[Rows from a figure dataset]
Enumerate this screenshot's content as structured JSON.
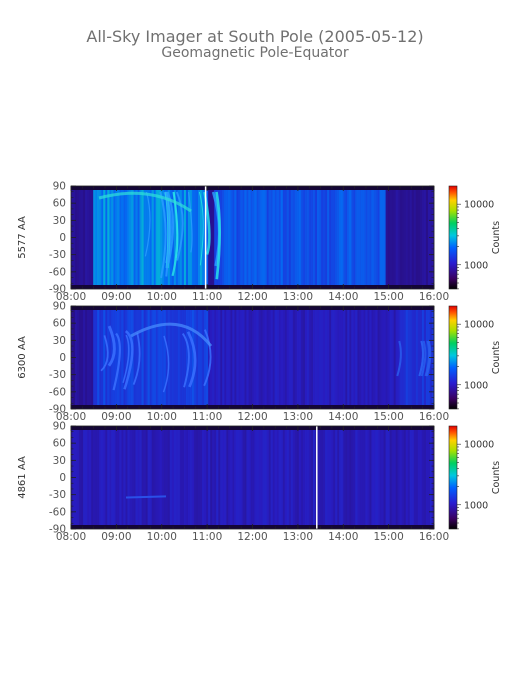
{
  "title": "All-Sky Imager at South Pole (2005-05-12)",
  "subtitle": "Geomagnetic Pole-Equator",
  "chart_data": [
    {
      "type": "heatmap",
      "ylabel": "5577 AA",
      "x_ticks": [
        "08:00",
        "09:00",
        "10:00",
        "11:00",
        "12:00",
        "13:00",
        "14:00",
        "15:00",
        "16:00"
      ],
      "xlim": [
        "08:00",
        "16:00"
      ],
      "y_ticks": [
        90,
        60,
        30,
        0,
        -30,
        -60,
        -90
      ],
      "ylim": [
        -90,
        90
      ],
      "colorbar": {
        "label": "Counts",
        "ticks": [
          10000,
          1000
        ],
        "tick_labels": [
          "10000",
          "1000"
        ],
        "scale": "log"
      },
      "data_gap_lines": [
        "10:58"
      ],
      "features": [
        {
          "start": "08:30",
          "end": "11:00",
          "level": 0.55,
          "desc": "bright arcs"
        },
        {
          "start": "11:10",
          "end": "14:55",
          "level": 0.42
        },
        {
          "start": "15:00",
          "end": "16:00",
          "level": 0.08
        }
      ]
    },
    {
      "type": "heatmap",
      "ylabel": "6300 AA",
      "x_ticks": [
        "08:00",
        "09:00",
        "10:00",
        "11:00",
        "12:00",
        "13:00",
        "14:00",
        "15:00",
        "16:00"
      ],
      "xlim": [
        "08:00",
        "16:00"
      ],
      "y_ticks": [
        90,
        60,
        30,
        0,
        -30,
        -60,
        -90
      ],
      "ylim": [
        -90,
        90
      ],
      "colorbar": {
        "label": "Counts",
        "ticks": [
          10000,
          1000
        ],
        "tick_labels": [
          "10000",
          "1000"
        ],
        "scale": "log"
      },
      "data_gap_lines": [],
      "features": [
        {
          "start": "08:30",
          "end": "11:00",
          "level": 0.35
        },
        {
          "start": "11:00",
          "end": "16:00",
          "level": 0.2
        },
        {
          "start": "15:15",
          "end": "16:00",
          "level": 0.3
        }
      ]
    },
    {
      "type": "heatmap",
      "ylabel": "4861 AA",
      "x_ticks": [
        "08:00",
        "09:00",
        "10:00",
        "11:00",
        "12:00",
        "13:00",
        "14:00",
        "15:00",
        "16:00"
      ],
      "xlim": [
        "08:00",
        "16:00"
      ],
      "y_ticks": [
        90,
        60,
        30,
        0,
        -30,
        -60,
        -90
      ],
      "ylim": [
        -90,
        90
      ],
      "colorbar": {
        "label": "Counts",
        "ticks": [
          10000,
          1000
        ],
        "tick_labels": [
          "10000",
          "1000"
        ],
        "scale": "log"
      },
      "data_gap_lines": [
        "13:25"
      ],
      "features": [
        {
          "start": "08:00",
          "end": "16:00",
          "level": 0.2
        }
      ]
    }
  ]
}
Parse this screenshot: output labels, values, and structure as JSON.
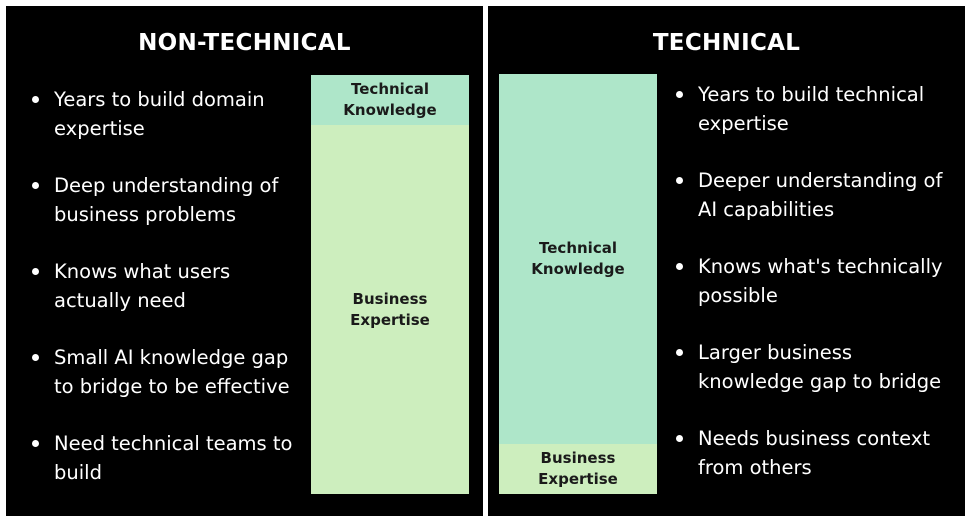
{
  "non_technical": {
    "title": "NON-TECHNICAL",
    "bullets": [
      "Years to build domain expertise",
      "Deep understanding of business problems",
      "Knows what users actually need",
      "Small AI knowledge gap to bridge to be effective",
      "Need technical teams to build"
    ],
    "bar": {
      "top_label": "Technical\nKnowledge",
      "bottom_label": "Business\nExpertise",
      "technical_color": "#aee6c9",
      "business_color": "#cdeebe"
    }
  },
  "technical": {
    "title": "TECHNICAL",
    "bullets": [
      "Years to build technical expertise",
      "Deeper understanding of AI capabilities",
      "Knows what's technically possible",
      "Larger business knowledge gap to bridge",
      "Needs business context from others"
    ],
    "bar": {
      "top_label": "Technical\nKnowledge",
      "bottom_label": "Business\nExpertise",
      "technical_color": "#aee6c9",
      "business_color": "#cdeebe"
    }
  }
}
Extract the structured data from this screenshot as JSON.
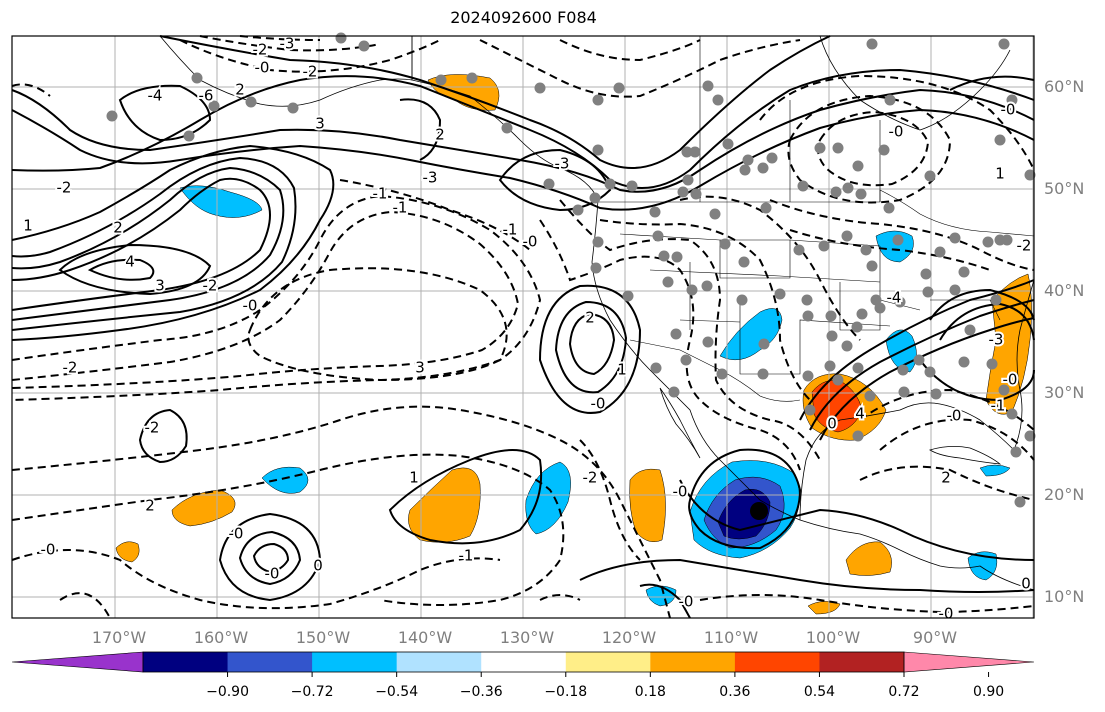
{
  "title": "2024092600 F084",
  "lat_labels": [
    "60°N",
    "50°N",
    "40°N",
    "30°N",
    "20°N",
    "10°N"
  ],
  "lon_labels": [
    "170°W",
    "160°W",
    "150°W",
    "140°W",
    "130°W",
    "120°W",
    "110°W",
    "100°W",
    "90°W"
  ],
  "colorbar": {
    "colors": [
      "#9933cc",
      "#000080",
      "#3355cc",
      "#00bfff",
      "#b0e2ff",
      "#ffffff",
      "#ffee88",
      "#ffa500",
      "#ff4500",
      "#b22222",
      "#ff88aa"
    ],
    "tick_labels": [
      "−0.90",
      "−0.72",
      "−0.54",
      "−0.36",
      "−0.18",
      "0.18",
      "0.36",
      "0.54",
      "0.72",
      "0.90"
    ]
  },
  "contour_labels": [
    "-2",
    "-3",
    "-0",
    "-2",
    "2",
    "-4",
    "-6",
    "-3",
    "-3",
    "2",
    "3",
    "-1",
    "-2",
    "1",
    "2",
    "4",
    "3",
    "-2",
    "-0",
    "-1",
    "-1",
    "-0",
    "-2",
    "3",
    "2",
    "1",
    "-0",
    "-2",
    "2",
    "-0",
    "-1",
    "1",
    "-0",
    "-0",
    "0",
    "-2",
    "-0",
    "-0",
    "1",
    "-4",
    "-3",
    "-0",
    "4",
    "0",
    "-0",
    "2",
    "-1",
    "-0",
    "-0",
    "0",
    "-0",
    "-2"
  ],
  "markers": {
    "point_color": "#808080",
    "storm_color": "#000000"
  }
}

◆ **AIM**
What is the number of lines in the listing that contain the string "start"? Reply with that number alone.

◆ **OUTPUT OF THE TASK**
7